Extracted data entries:
☆ ☆ ☆ ☆ ☆
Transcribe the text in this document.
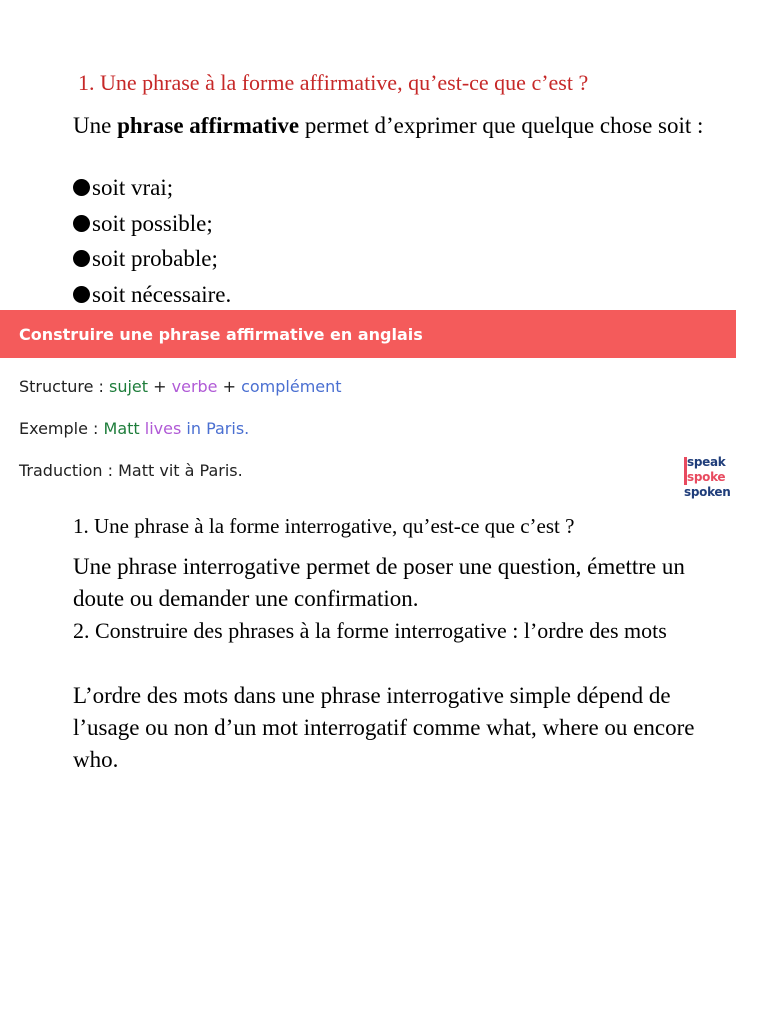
1. Une phrase à la forme affirmative, qu’est-ce que c’est ?

Une phrase affirmative permet d’exprimer que quelque chose soit :

soit vrai;
soit possible;
soit probable;
soit nécessaire.
Construire une phrase affirmative en anglais
Structure : sujet + verbe + complément
Exemple : Matt lives in Paris.
Traduction : Matt vit à Paris.	speak
spoke
spoken
1. Une phrase à la forme interrogative, qu’est-ce que c’est ?

Une phrase interrogative permet de poser une question, émettre un doute ou demander une confirmation.

2. Construire des phrases à la forme interrogative : l’ordre des mots

L’ordre des mots dans une phrase interrogative simple dépend de l’usage ou non d’un mot interrogatif comme what, where ou encore who.
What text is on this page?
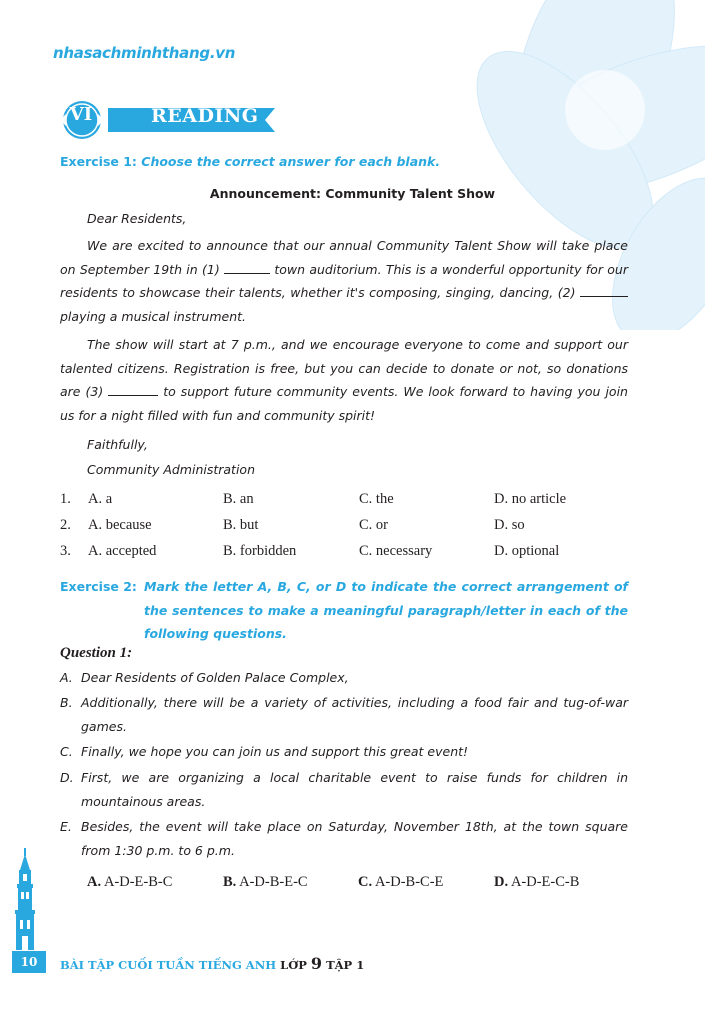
nhasachminhthang.vn
VI	READING
Exercise 1: Choose the correct answer for each blank.
Announcement: Community Talent Show
Dear Residents,
We are excited to announce that our annual Community Talent Show will take place on September 19th in (1)	town auditorium. This is a wonderful opportunity for our residents to showcase their talents, whether it's composing, singing, dancing, (2)  playing a musical instrument.
The show will start at 7 p.m., and we encourage everyone to come and support our talented citizens. Registration is free, but you can decide to donate or not, so donations are (3)	to support future community events. We look forward to having you join us for a night filled with fun and community spirit!
Faithfully,
Community Administration
1. A. a	B. an	C. the	D. no article
2. A. because	B. but	C. or	D. so
3. A. accepted	B. forbidden	C. necessary	D. optional
Exercise 2: Mark the letter A, B, C, or D to indicate the correct arrangement of the sentences to make a meaningful paragraph/letter in each of the following questions.
Question 1:
A. Dear Residents of Golden Palace Complex,
B. Additionally, there will be a variety of activities, including a food fair and tug-of-war games.
C. Finally, we hope you can join us and support this great event!
D. First, we are organizing a local charitable event to raise funds for children in mountainous areas.
E. Besides, the event will take place on Saturday, November 18th, at the town square from 1:30 p.m. to 6 p.m.
A. A-D-E-B-C	B. A-D-B-E-C	C. A-D-B-C-E	D. A-D-E-C-B
10	BÀI TẬP CUỐI TUẦN TIẾNG ANH LỚP 9 TẬP 1
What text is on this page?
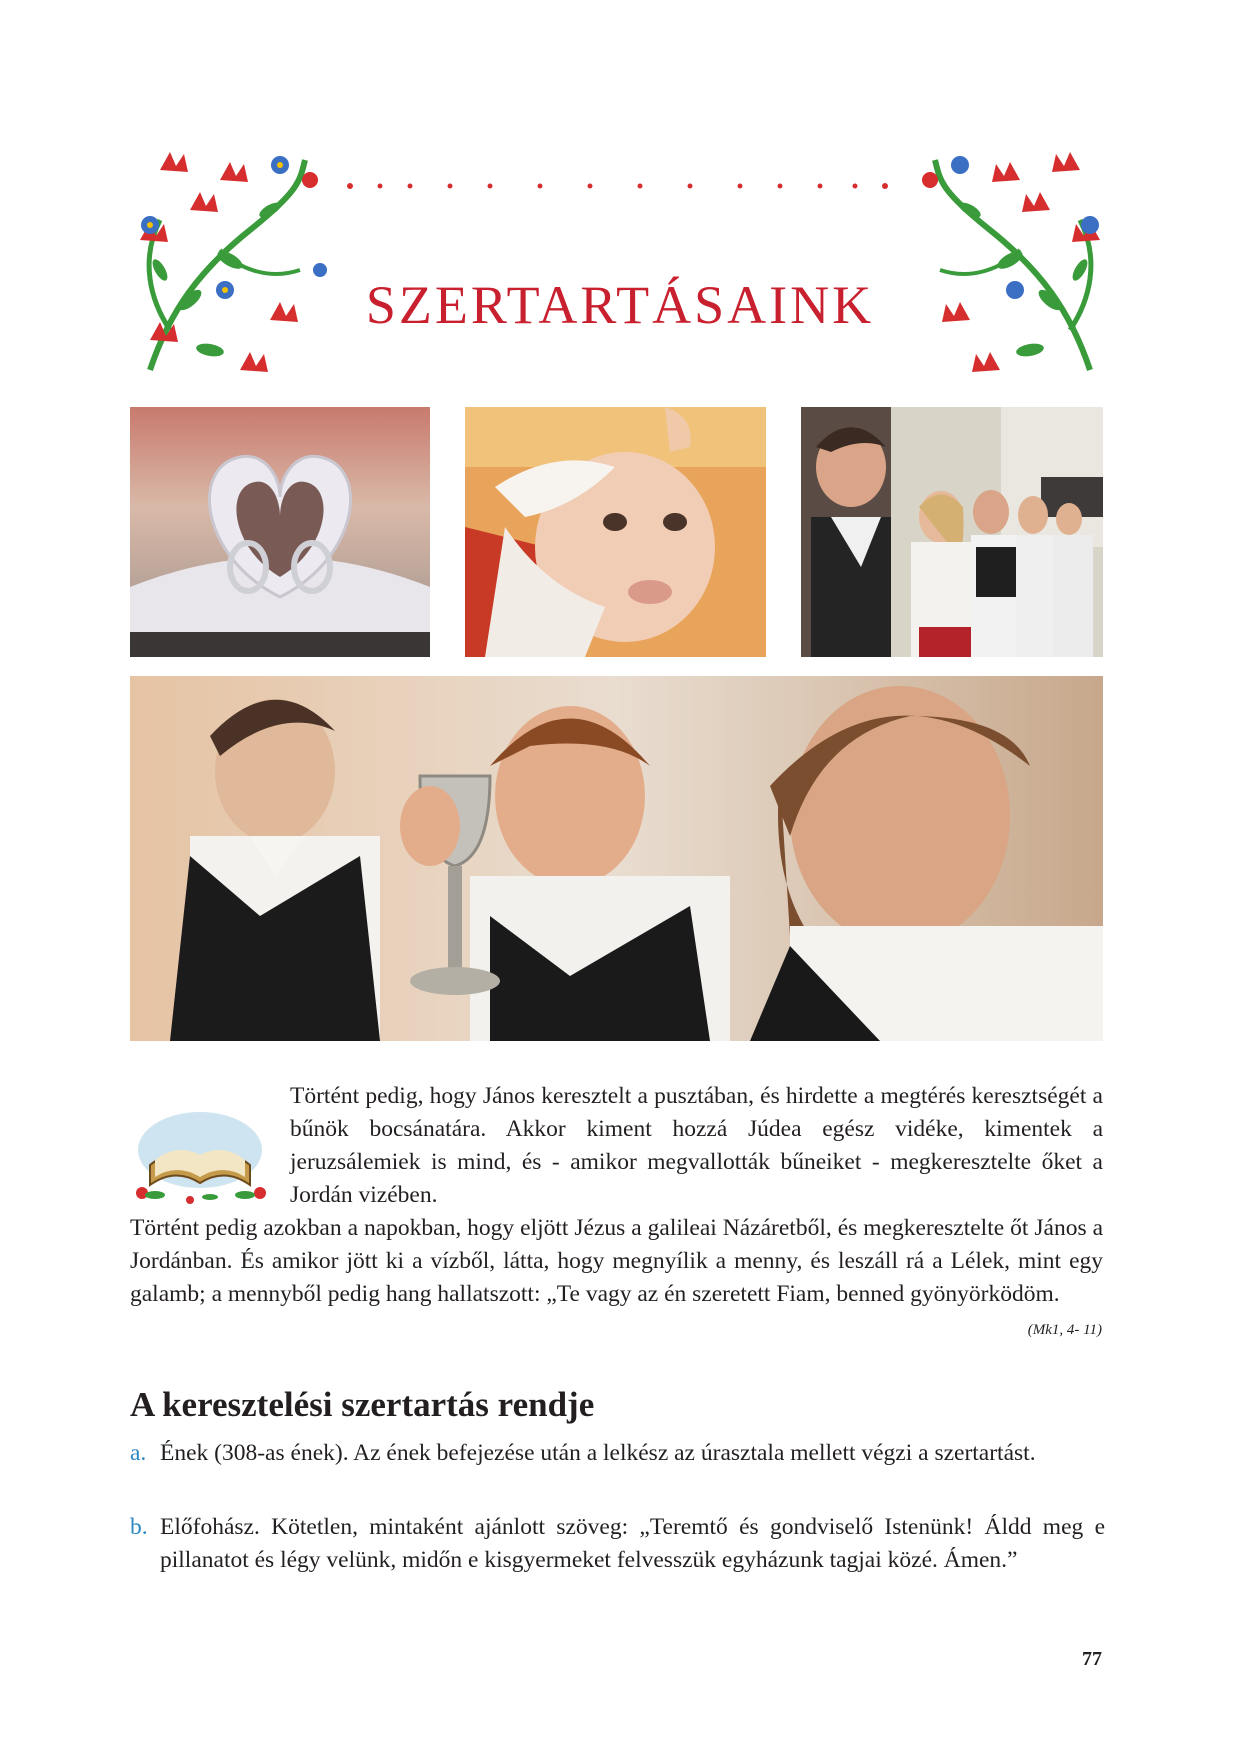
SZERTARTÁSAINK

Történt pedig, hogy János keresztelt a pusztában, és hirdette a megtérés keresztségét a bűnök bocsánatára. Akkor kiment hozzá Júdea egész vidéke, kimentek a jeruzsálemiek is mind, és - amikor megvallották bűneiket - megkeresztelte őket a Jordán vizében.

Történt pedig azokban a napokban, hogy eljött Jézus a galileai Názáretből, és megkeresztelte őt János a Jordánban. És amikor jött ki a vízből, látta, hogy megnyílik a menny, és leszáll rá a Lélek, mint egy galamb; a mennyből pedig hang hallatszott: „Te vagy az én szeretett Fiam, benned gyönyörködöm.

(Mk1, 4- 11)
A keresztelési szertartás rendje
a. Ének (308-as ének). Az ének befejezése után a lelkész az úrasztala mellett végzi a szertartást.
b. Előfohász. Kötetlen, mintaként ajánlott szöveg: „Teremtő és gondviselő Istenünk! Áldd meg e pillanatot és légy velünk, midőn e kisgyermeket felvesszük egyházunk tagjai közé. Ámen.”
77
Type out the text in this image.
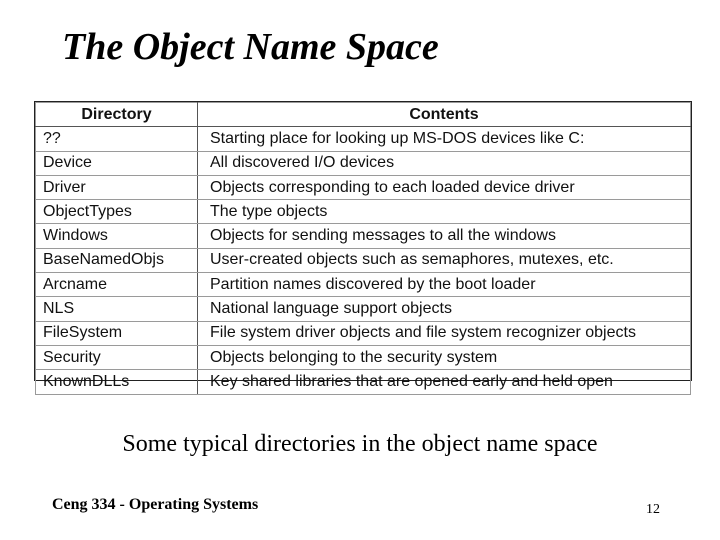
The Object Name Space
Directory	Contents
??	Starting place for looking up MS-DOS devices like C:
Device	All discovered I/O devices
Driver	Objects corresponding to each loaded device driver
ObjectTypes	The type objects
Windows	Objects for sending messages to all the windows
BaseNamedObjs	User-created objects such as semaphores, mutexes, etc.
Arcname	Partition names discovered by the boot loader
NLS	National language support objects
FileSystem	File system driver objects and file system recognizer objects
Security	Objects belonging to the security system
KnownDLLs	Key shared libraries that are opened early and held open

Some typical directories in the object name space

Ceng 334 - Operating Systems	12
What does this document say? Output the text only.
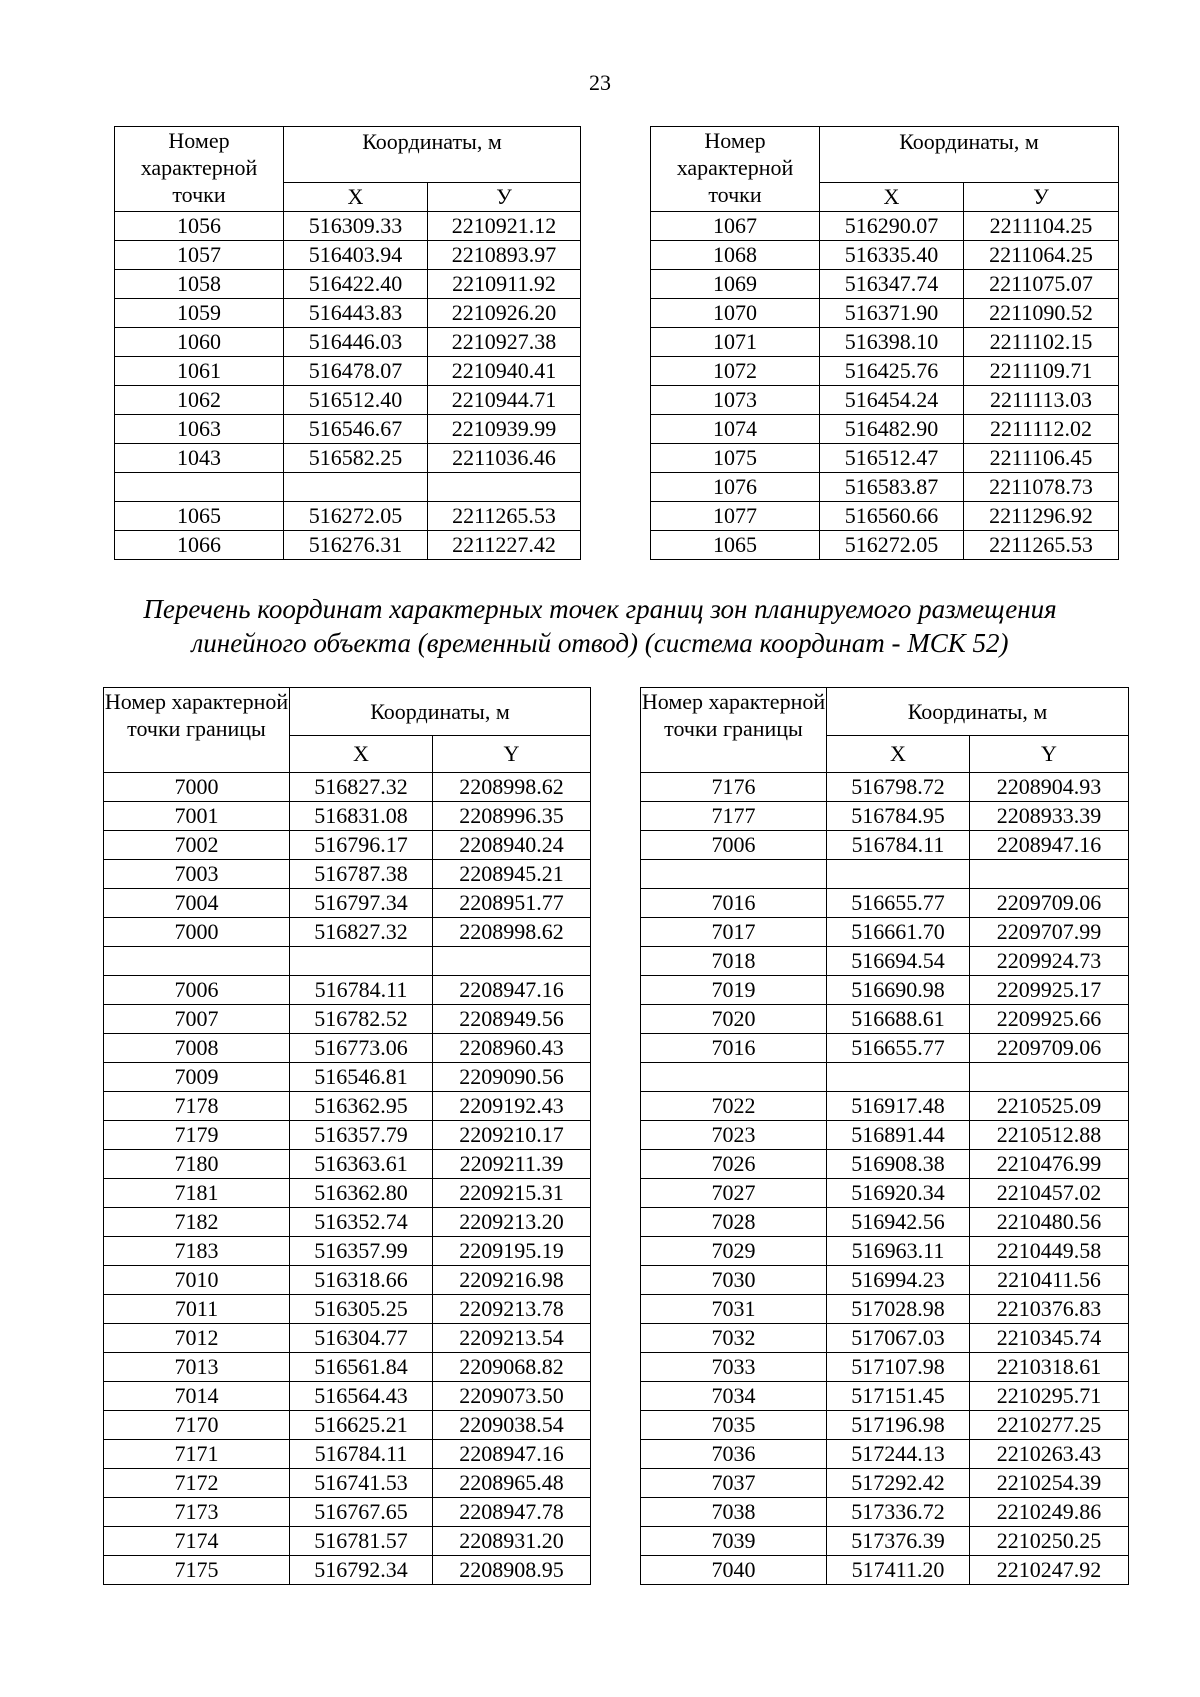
23
Номер характерной точки	Координаты, м	
	X	У
1056	516309.33	2210921.12
1057	516403.94	2210893.97
1058	516422.40	2210911.92
1059	516443.83	2210926.20
1060	516446.03	2210927.38
1061	516478.07	2210940.41
1062	516512.40	2210944.71
1063	516546.67	2210939.99
1043	516582.25	2211036.46

1065	516272.05	2211265.53
1066	516276.31	2211227.42
Номер характерной точки	Координаты, м	
	X	У
1067	516290.07	2211104.25
1068	516335.40	2211064.25
1069	516347.74	2211075.07
1070	516371.90	2211090.52
1071	516398.10	2211102.15
1072	516425.76	2211109.71
1073	516454.24	2211113.03
1074	516482.90	2211112.02
1075	516512.47	2211106.45
1076	516583.87	2211078.73
1077	516560.66	2211296.92
1065	516272.05	2211265.53
Перечень координат характерных точек границ зон планируемого размещения
линейного объекта (временный отвод) (система координат - МСК 52)
Номер характерной точки границы	Координаты, м	
	X	Y
7000	516827.32	2208998.62
7001	516831.08	2208996.35
7002	516796.17	2208940.24
7003	516787.38	2208945.21
7004	516797.34	2208951.77
7000	516827.32	2208998.62

7006	516784.11	2208947.16
7007	516782.52	2208949.56
7008	516773.06	2208960.43
7009	516546.81	2209090.56
7178	516362.95	2209192.43
7179	516357.79	2209210.17
7180	516363.61	2209211.39
7181	516362.80	2209215.31
7182	516352.74	2209213.20
7183	516357.99	2209195.19
7010	516318.66	2209216.98
7011	516305.25	2209213.78
7012	516304.77	2209213.54
7013	516561.84	2209068.82
7014	516564.43	2209073.50
7170	516625.21	2209038.54
7171	516784.11	2208947.16
7172	516741.53	2208965.48
7173	516767.65	2208947.78
7174	516781.57	2208931.20
7175	516792.34	2208908.95
Номер характерной точки границы	Координаты, м	
	X	Y
7176	516798.72	2208904.93
7177	516784.95	2208933.39
7006	516784.11	2208947.16

7016	516655.77	2209709.06
7017	516661.70	2209707.99
7018	516694.54	2209924.73
7019	516690.98	2209925.17
7020	516688.61	2209925.66
7016	516655.77	2209709.06

7022	516917.48	2210525.09
7023	516891.44	2210512.88
7026	516908.38	2210476.99
7027	516920.34	2210457.02
7028	516942.56	2210480.56
7029	516963.11	2210449.58
7030	516994.23	2210411.56
7031	517028.98	2210376.83
7032	517067.03	2210345.74
7033	517107.98	2210318.61
7034	517151.45	2210295.71
7035	517196.98	2210277.25
7036	517244.13	2210263.43
7037	517292.42	2210254.39
7038	517336.72	2210249.86
7039	517376.39	2210250.25
7040	517411.20	2210247.92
☆ ☆ ☆ ☆ ☆
- [STATED GOAL]
Every record must be copied exactly, with images dropped from the result.

- [RESULT FOR THIS EXERCISE]
Transcribe the text in this document.
1. Une phrase à la forme affirmative, qu’est-ce que c’est ?

Une phrase affirmative permet d’exprimer que quelque chose soit :

soit vrai;
soit possible;
soit probable;
soit nécessaire.
Construire une phrase affirmative en anglais
Structure : sujet + verbe + complément
Exemple : Matt lives in Paris.
Traduction : Matt vit à Paris.	speak
spoke
spoken
1. Une phrase à la forme interrogative, qu’est-ce que c’est ?

Une phrase interrogative permet de poser une question, émettre un doute ou demander une confirmation.

2. Construire des phrases à la forme interrogative : l’ordre des mots

L’ordre des mots dans une phrase interrogative simple dépend de l’usage ou non d’un mot interrogatif comme what, where ou encore who.
What text is on this page?
nhasachminhthang.vn
VI	READING
Exercise 1: Choose the correct answer for each blank.
Announcement: Community Talent Show
Dear Residents,
We are excited to announce that our annual Community Talent Show will take place on September 19th in (1)	town auditorium. This is a wonderful opportunity for our residents to showcase their talents, whether it's composing, singing, dancing, (2)  playing a musical instrument.
The show will start at 7 p.m., and we encourage everyone to come and support our talented citizens. Registration is free, but you can decide to donate or not, so donations are (3)	to support future community events. We look forward to having you join us for a night filled with fun and community spirit!
Faithfully,
Community Administration
1. A. a	B. an	C. the	D. no article
2. A. because	B. but	C. or	D. so
3. A. accepted	B. forbidden	C. necessary	D. optional
Exercise 2: Mark the letter A, B, C, or D to indicate the correct arrangement of the sentences to make a meaningful paragraph/letter in each of the following questions.
Question 1:
A. Dear Residents of Golden Palace Complex,
B. Additionally, there will be a variety of activities, including a food fair and tug-of-war games.
C. Finally, we hope you can join us and support this great event!
D. First, we are organizing a local charitable event to raise funds for children in mountainous areas.
E. Besides, the event will take place on Saturday, November 18th, at the town square from 1:30 p.m. to 6 p.m.
A. A-D-E-B-C	B. A-D-B-E-C	C. A-D-B-C-E	D. A-D-E-C-B
10	BÀI TẬP CUỐI TUẦN TIẾNG ANH LỚP 9 TẬP 1
What text is on this page?
SZERTARTÁSAINK

Történt pedig, hogy János keresztelt a pusztában, és hirdette a megtérés keresztségét a bűnök bocsánatára. Akkor kiment hozzá Júdea egész vidéke, kimentek a jeruzsálemiek is mind, és - amikor megvallották bűneiket - megkeresztelte őket a Jordán vizében.

Történt pedig azokban a napokban, hogy eljött Jézus a galileai Názáretből, és megkeresztelte őt János a Jordánban. És amikor jött ki a vízből, látta, hogy megnyílik a menny, és leszáll rá a Lélek, mint egy galamb; a mennyből pedig hang hallatszott: „Te vagy az én szeretett Fiam, benned gyönyörködöm.

(Mk1, 4- 11)
A keresztelési szertartás rendje
a. Ének (308-as ének). Az ének befejezése után a lelkész az úrasztala mellett végzi a szertartást.
b. Előfohász. Kötetlen, mintaként ajánlott szöveg: „Teremtő és gondviselő Istenünk! Áldd meg e pillanatot és légy velünk, midőn e kisgyermeket felvesszük egyházunk tagjai közé. Ámen.”
77
Type out the text in this image.
The Object Name Space
Directory	Contents
??	Starting place for looking up MS-DOS devices like C:
Device	All discovered I/O devices
Driver	Objects corresponding to each loaded device driver
ObjectTypes	The type objects
Windows	Objects for sending messages to all the windows
BaseNamedObjs	User-created objects such as semaphores, mutexes, etc.
Arcname	Partition names discovered by the boot loader
NLS	National language support objects
FileSystem	File system driver objects and file system recognizer objects
Security	Objects belonging to the security system
KnownDLLs	Key shared libraries that are opened early and held open

Some typical directories in the object name space

Ceng 334 - Operating Systems	12
What does this document say? Output the text only.
23
Номер характерной точки	Координаты, м	
	X	У
1056	516309.33	2210921.12
1057	516403.94	2210893.97
1058	516422.40	2210911.92
1059	516443.83	2210926.20
1060	516446.03	2210927.38
1061	516478.07	2210940.41
1062	516512.40	2210944.71
1063	516546.67	2210939.99
1043	516582.25	2211036.46

1065	516272.05	2211265.53
1066	516276.31	2211227.42
Номер характерной точки	Координаты, м	
	X	У
1067	516290.07	2211104.25
1068	516335.40	2211064.25
1069	516347.74	2211075.07
1070	516371.90	2211090.52
1071	516398.10	2211102.15
1072	516425.76	2211109.71
1073	516454.24	2211113.03
1074	516482.90	2211112.02
1075	516512.47	2211106.45
1076	516583.87	2211078.73
1077	516560.66	2211296.92
1065	516272.05	2211265.53
Перечень координат характерных точек границ зон планируемого размещения
линейного объекта (временный отвод) (система координат - МСК 52)
Номер характерной точки границы	Координаты, м	
	X	Y
7000	516827.32	2208998.62
7001	516831.08	2208996.35
7002	516796.17	2208940.24
7003	516787.38	2208945.21
7004	516797.34	2208951.77
7000	516827.32	2208998.62

7006	516784.11	2208947.16
7007	516782.52	2208949.56
7008	516773.06	2208960.43
7009	516546.81	2209090.56
7178	516362.95	2209192.43
7179	516357.79	2209210.17
7180	516363.61	2209211.39
7181	516362.80	2209215.31
7182	516352.74	2209213.20
7183	516357.99	2209195.19
7010	516318.66	2209216.98
7011	516305.25	2209213.78
7012	516304.77	2209213.54
7013	516561.84	2209068.82
7014	516564.43	2209073.50
7170	516625.21	2209038.54
7171	516784.11	2208947.16
7172	516741.53	2208965.48
7173	516767.65	2208947.78
7174	516781.57	2208931.20
7175	516792.34	2208908.95
Номер характерной точки границы	Координаты, м	
	X	Y
7176	516798.72	2208904.93
7177	516784.95	2208933.39
7006	516784.11	2208947.16

7016	516655.77	2209709.06
7017	516661.70	2209707.99
7018	516694.54	2209924.73
7019	516690.98	2209925.17
7020	516688.61	2209925.66
7016	516655.77	2209709.06

7022	516917.48	2210525.09
7023	516891.44	2210512.88
7026	516908.38	2210476.99
7027	516920.34	2210457.02
7028	516942.56	2210480.56
7029	516963.11	2210449.58
7030	516994.23	2210411.56
7031	517028.98	2210376.83
7032	517067.03	2210345.74
7033	517107.98	2210318.61
7034	517151.45	2210295.71
7035	517196.98	2210277.25
7036	517244.13	2210263.43
7037	517292.42	2210254.39
7038	517336.72	2210249.86
7039	517376.39	2210250.25
7040	517411.20	2210247.92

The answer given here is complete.